◆ **Task brief**:
Show all lines of the listing that hold the word "JSON".

◆ **Records for the exercise**:
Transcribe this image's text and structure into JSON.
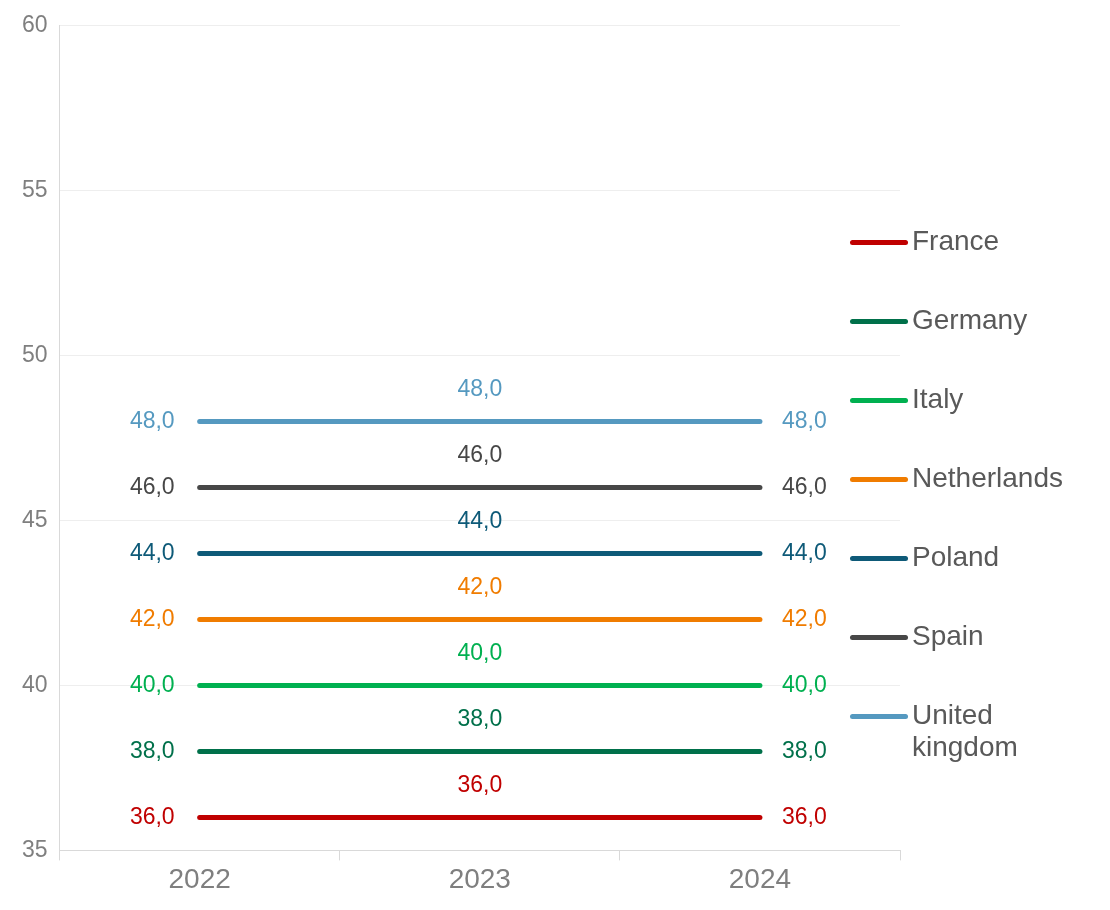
{
  "chart_data": {
    "type": "line",
    "categories": [
      "2022",
      "2023",
      "2024"
    ],
    "series": [
      {
        "name": "France",
        "color": "#c00000",
        "values": [
          36,
          36,
          36
        ],
        "value_labels": [
          "36,0",
          "36,0",
          "36,0"
        ]
      },
      {
        "name": "Germany",
        "color": "#00704a",
        "values": [
          38,
          38,
          38
        ],
        "value_labels": [
          "38,0",
          "38,0",
          "38,0"
        ]
      },
      {
        "name": "Italy",
        "color": "#00b050",
        "values": [
          40,
          40,
          40
        ],
        "value_labels": [
          "40,0",
          "40,0",
          "40,0"
        ]
      },
      {
        "name": "Netherlands",
        "color": "#f07c00",
        "values": [
          42,
          42,
          42
        ],
        "value_labels": [
          "42,0",
          "42,0",
          "42,0"
        ]
      },
      {
        "name": "Poland",
        "color": "#0e5a78",
        "values": [
          44,
          44,
          44
        ],
        "value_labels": [
          "44,0",
          "44,0",
          "44,0"
        ]
      },
      {
        "name": "Spain",
        "color": "#474747",
        "values": [
          46,
          46,
          46
        ],
        "value_labels": [
          "46,0",
          "46,0",
          "46,0"
        ]
      },
      {
        "name": "United kingdom",
        "color": "#5599c0",
        "values": [
          48,
          48,
          48
        ],
        "value_labels": [
          "48,0",
          "48,0",
          "48,0"
        ]
      }
    ],
    "ylim": [
      35,
      60
    ],
    "yticks": [
      35,
      40,
      45,
      50,
      55,
      60
    ],
    "grid": "y",
    "legend": "right",
    "marker": "none",
    "line_style": "solid"
  }
}
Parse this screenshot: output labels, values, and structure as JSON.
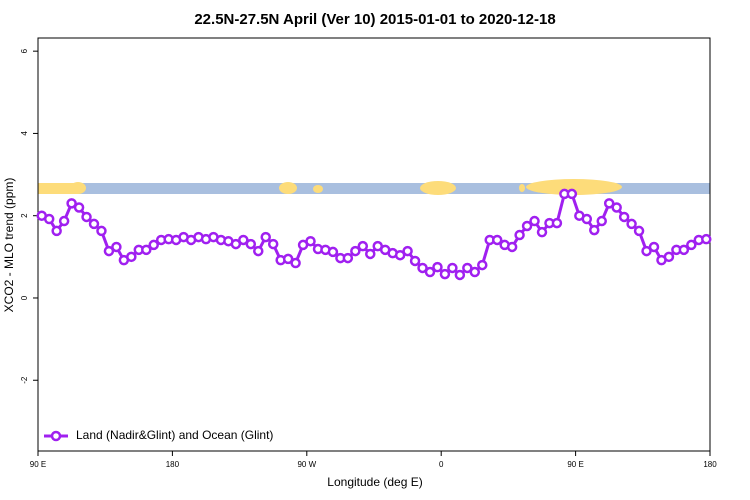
{
  "chart_data": {
    "type": "line",
    "title": "22.5N-27.5N April (Ver 10)   2015-01-01 to 2020-12-18",
    "x_label": "Longitude (deg E)",
    "y_label": "XCO2 - MLO trend (ppm)",
    "xlim": [
      90,
      540
    ],
    "ylim": [
      -3.72,
      6.32
    ],
    "xticks": [
      {
        "value": 90,
        "label": "90 E"
      },
      {
        "value": 180,
        "label": "180"
      },
      {
        "value": 270,
        "label": "90 W"
      },
      {
        "value": 360,
        "label": "0"
      },
      {
        "value": 450,
        "label": "90 E"
      },
      {
        "value": 540,
        "label": "180"
      }
    ],
    "yticks": [
      -2,
      0,
      2,
      4,
      6
    ],
    "legend": "bottom-left",
    "x": [
      92.5,
      97.5,
      102.5,
      107.5,
      112.5,
      117.5,
      122.5,
      127.5,
      132.5,
      137.5,
      142.5,
      147.5,
      152.5,
      157.5,
      162.5,
      167.5,
      172.5,
      177.5,
      182.5,
      187.5,
      192.5,
      197.5,
      202.5,
      207.5,
      212.5,
      217.5,
      222.5,
      227.5,
      232.5,
      237.5,
      242.5,
      247.5,
      252.5,
      257.5,
      262.5,
      267.5,
      272.5,
      277.5,
      282.5,
      287.5,
      292.5,
      297.5,
      302.5,
      307.5,
      312.5,
      317.5,
      322.5,
      327.5,
      332.5,
      337.5,
      342.5,
      347.5,
      352.5,
      357.5,
      362.5,
      367.5,
      372.5,
      377.5,
      382.5,
      387.5,
      392.5,
      397.5,
      402.5,
      407.5,
      412.5,
      417.5,
      422.5,
      427.5,
      432.5,
      437.5,
      442.5,
      447.5,
      452.5,
      457.5,
      462.5,
      467.5,
      472.5,
      477.5,
      482.5,
      487.5,
      492.5,
      497.5,
      502.5,
      507.5,
      512.5,
      517.5,
      522.5,
      527.5,
      532.5,
      537.5
    ],
    "series": [
      {
        "name": "Land (Nadir&Glint) and Ocean (Glint)",
        "color": "#a020f0",
        "values": [
          2.0,
          1.92,
          1.63,
          1.87,
          2.3,
          2.2,
          1.97,
          1.8,
          1.63,
          1.14,
          1.24,
          0.92,
          1.0,
          1.17,
          1.17,
          1.29,
          1.41,
          1.43,
          1.41,
          1.48,
          1.41,
          1.48,
          1.43,
          1.48,
          1.41,
          1.38,
          1.31,
          1.41,
          1.31,
          1.14,
          1.48,
          1.31,
          0.92,
          0.95,
          0.85,
          1.29,
          1.38,
          1.19,
          1.17,
          1.12,
          0.97,
          0.97,
          1.14,
          1.26,
          1.07,
          1.26,
          1.17,
          1.09,
          1.04,
          1.14,
          0.9,
          0.73,
          0.63,
          0.75,
          0.58,
          0.73,
          0.56,
          0.73,
          0.63,
          0.8,
          1.41,
          1.41,
          1.29,
          1.24,
          1.53,
          1.75,
          1.87,
          1.6,
          1.82,
          1.82,
          2.53,
          2.53,
          2.0,
          1.92,
          1.65,
          1.87,
          2.3,
          2.2,
          1.97,
          1.8,
          1.63,
          1.14,
          1.24,
          0.92,
          1.0,
          1.17,
          1.17,
          1.29,
          1.41,
          1.43
        ]
      }
    ]
  }
}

◆ **Finished task**:
Transcribe this image's text and structure into JSON.
Parse this screenshot: output labels, values, and structure as JSON.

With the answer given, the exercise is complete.